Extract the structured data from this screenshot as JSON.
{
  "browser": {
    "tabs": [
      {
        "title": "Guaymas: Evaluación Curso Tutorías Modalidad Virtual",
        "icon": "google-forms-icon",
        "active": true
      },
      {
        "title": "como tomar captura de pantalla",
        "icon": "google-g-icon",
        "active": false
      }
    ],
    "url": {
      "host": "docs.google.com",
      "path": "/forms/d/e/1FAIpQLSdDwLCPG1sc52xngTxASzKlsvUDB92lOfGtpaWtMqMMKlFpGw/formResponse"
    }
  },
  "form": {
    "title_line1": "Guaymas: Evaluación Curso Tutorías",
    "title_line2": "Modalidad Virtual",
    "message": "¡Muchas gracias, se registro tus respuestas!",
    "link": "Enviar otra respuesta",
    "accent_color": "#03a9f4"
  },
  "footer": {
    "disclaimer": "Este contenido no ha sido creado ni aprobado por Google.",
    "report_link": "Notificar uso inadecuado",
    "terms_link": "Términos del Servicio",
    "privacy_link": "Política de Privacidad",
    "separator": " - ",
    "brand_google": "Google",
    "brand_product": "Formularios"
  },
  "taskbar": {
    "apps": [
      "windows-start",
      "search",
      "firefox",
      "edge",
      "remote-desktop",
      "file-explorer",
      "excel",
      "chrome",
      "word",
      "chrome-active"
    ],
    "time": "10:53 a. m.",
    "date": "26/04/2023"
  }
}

——

▶ _TASK INSTRUCTIONS_:
Tally every line of the data that holds the word "Modalidad" and write the count alone.

▶ _TASK RESPONSE_:
2